REQUIREMENTS
Collect every line that includes the string "вводят".

━━━━━ THE RECORDS ━━━━━

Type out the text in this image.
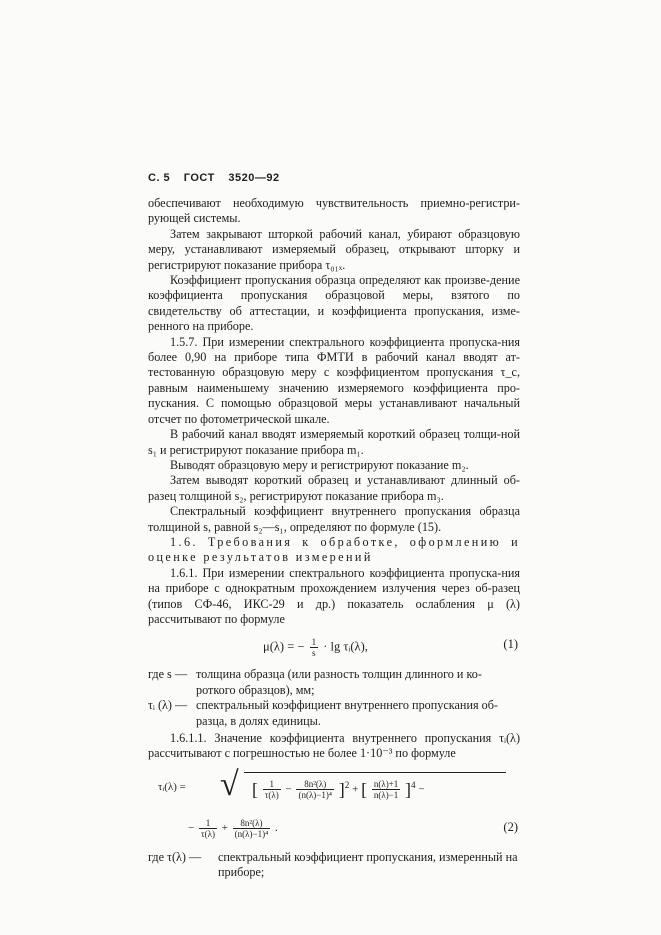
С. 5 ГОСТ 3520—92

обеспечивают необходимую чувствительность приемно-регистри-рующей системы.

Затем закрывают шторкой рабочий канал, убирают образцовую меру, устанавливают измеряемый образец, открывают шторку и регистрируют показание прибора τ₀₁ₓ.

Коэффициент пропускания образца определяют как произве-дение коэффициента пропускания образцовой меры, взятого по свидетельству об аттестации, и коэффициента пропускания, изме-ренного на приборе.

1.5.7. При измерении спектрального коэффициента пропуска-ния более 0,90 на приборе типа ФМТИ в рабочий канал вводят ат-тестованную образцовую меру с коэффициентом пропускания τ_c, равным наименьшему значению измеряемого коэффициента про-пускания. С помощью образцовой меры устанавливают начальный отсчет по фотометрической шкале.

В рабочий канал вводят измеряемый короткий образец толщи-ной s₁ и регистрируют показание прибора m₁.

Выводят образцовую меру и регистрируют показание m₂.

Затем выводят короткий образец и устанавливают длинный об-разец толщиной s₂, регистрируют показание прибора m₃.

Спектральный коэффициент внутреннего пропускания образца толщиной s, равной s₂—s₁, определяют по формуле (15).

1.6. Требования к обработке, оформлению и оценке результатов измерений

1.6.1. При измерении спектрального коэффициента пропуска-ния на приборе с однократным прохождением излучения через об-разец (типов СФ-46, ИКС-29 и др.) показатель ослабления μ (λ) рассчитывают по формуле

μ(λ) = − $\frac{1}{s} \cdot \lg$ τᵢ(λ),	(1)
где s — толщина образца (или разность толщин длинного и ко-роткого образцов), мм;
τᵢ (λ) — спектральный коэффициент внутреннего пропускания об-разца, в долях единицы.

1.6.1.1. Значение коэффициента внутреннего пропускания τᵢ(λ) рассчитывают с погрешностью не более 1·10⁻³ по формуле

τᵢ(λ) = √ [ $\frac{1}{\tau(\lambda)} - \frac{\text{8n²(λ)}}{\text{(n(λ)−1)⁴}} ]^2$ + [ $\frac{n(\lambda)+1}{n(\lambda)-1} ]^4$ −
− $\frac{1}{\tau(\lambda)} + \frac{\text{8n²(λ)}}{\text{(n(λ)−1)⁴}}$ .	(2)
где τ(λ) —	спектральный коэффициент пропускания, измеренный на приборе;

━━━━━

EXERCISE ANSWER
1.5.7. При измерении спектрального коэффициента пропуска-ния более 0,90 на приборе типа ФМТИ в рабочий канал вводят ат-тестованную образцовую меру с коэффициентом пропускания τ_c, равным наименьшему значению измеряемого коэффициента про-пускания. С помощью образцовой меры устанавливают начальный отсчет по фотометрической шкале.
В рабочий канал вводят измеряемый короткий образец толщи-ной s₁ и регистрируют показание прибора m₁.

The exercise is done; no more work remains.